Task list:
1. Reproduce the passage of the garden essay between "LESSONS FROM THE" and "wiser than me.", inclusive.
2. In the garden essay, what colors do the blackcurrant berries pass through as they ripen?
3. Resume the garden essay after its final sentence, carrying on in the same voice.

Text excerpt:

HomeVolume 5February 2020 Being with berries

LESSONS FROM THE GARDEN


ALANDA GREENE is picking blackcurrants in her garden. Reflecting on the nature of these tiny fruit helps her see the importance of valuing everyone and everything, of being in tune with Nature, of interconnectedness, and of Mitakuye Oyasin.


The cycle of seasons has circled again to the blackcurrant bushes where berries have turned from green to bronze to glossy blue-black. And again, in this steady and rhythmic process of picking, these berries offer understandings. My mind quiets enough to be receptive to insights. My tendency is to move along quickly with tasks. The garden cares little for my inclinations about efficiency and speed. It requires that I adjust to its rhythm. It is much wiser than me.

This morning, with a twig broom, I swept the stone patio and was reminded of Zen monks tending the gardens around temples in Japan. I used to think the slow care with which they swept was about their practice, like the walking meditation where each moment is attended to in awareness. The sweeping probably is about this, but today I understand that they also sweep slowly because this kind of sweeping just doesn’t work if done quickly. When I try, which I did repeatedly today, feeling time pressure and wanting to get this patio cleaned and get on with other things that need doing; when I try this way, the pine needles, the dried catkins, the cones, the papery leaves just get stuck in the cracks and in the broom. The debris that covers the gravelly parts gets mixed with bits of gravel itself, which is not what I want. Sweeping slowly and lightly allows the ends of the twigs to nudge the bits of litter along without carrying a lot of what needs to remain.

Raw data:
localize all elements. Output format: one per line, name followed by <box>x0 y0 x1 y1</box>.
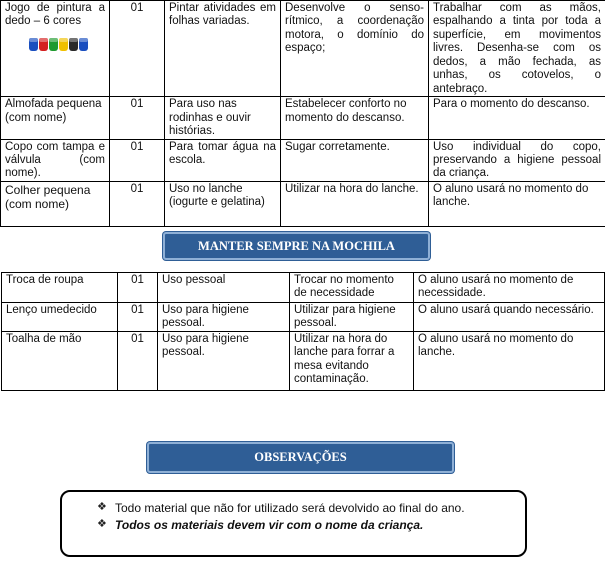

Outputs in order:
1.
LESSONS FROM THE GARDEN


ALANDA GREENE is picking blackcurrants in her garden. Reflecting on the nature of these tiny fruit helps her see the importance of valuing everyone and everything, of being in tune with Nature, of interconnectedness, and of Mitakuye Oyasin.


The cycle of seasons has circled again to the blackcurrant bushes where berries have turned from green to bronze to glossy blue-black. And again, in this steady and rhythmic process of picking, these berries offer understandings. My mind quiets enough to be receptive to insights. My tendency is to move along quickly with tasks. The garden cares little for my inclinations about efficiency and speed. It requires that I adjust to its rhythm. It is much wiser than me.

2. They turn from green to bronze to glossy blue-black.

3.
Like the currants cycling to ripeness, my thoughts turn again around seeking the balance between an impulse to be efficient, to use time effectively, and the recognition that going slower can sometimes mean a job is done in an effective way. When I try to move faster in picking berries, I end up dropping them, or getting stems and leaves mixed with them, or squashing them. Yet the nature of my life – of other things in the garden needing attention than just this bunch of berries or this patio full of twigs and dust and leaves – means that time is a factor to consider. I have a meeting later in the day. I don’t feel comfortable about arriving late, keeping others waiting just because I want to explore the Zen-monk method of sweeping the patio.


The garden cares little for my inclinations
about efficiency and speed.
It requires that I adjust to its rhythm.
It is much wiser than me.

being-with-berries

Now, in the case of the currants, it isn’t effective to rush the picking either. When I hurry, it takes longer to correct the add-ons from rushing than if I slow down and pick carefully. Voices from the past rise up, unbidden, sometimes unwanted, but still good advice, then and now. “If you don’t have time to do the job properly the first time, how are you going to have time to correct your errors or do it again?” I think this is my mother’s voice. She also liked the humor of the well-known, “The hurrier I go, the behinder I get.” She has become much wiser as I age, even though she died over 25 years ago.

Certainly picking the berries carefully is a more pleasant way. A rhythm develops, I forget about time, and the shiny bead-like black spheres fill my container, a small bunch at a time, giving a pleasing soft thump as they land on top of the other berries.

A poem I recall from childhood likened a spilled bucket of blueberries to the sound of tiny rabbit feet running. It’s the same sound I hear now when the blackcurrants are dropped into my pail. When I hurry, I don’t even notice that sound.

One by one, I drop them in. They are small in comparison to plump blueberries or to the blackberries that fill a container in just a few minutes. The currants require careful picking that is pretty much a one-at-a-time process. Yet the container is filled. And another. In a few days more will be ripe, and eventually the freezer has a stack of containers labeled “Blackcurrant.” In fall and winter, these will transform to incredibly tasteful jam or concentrated juice.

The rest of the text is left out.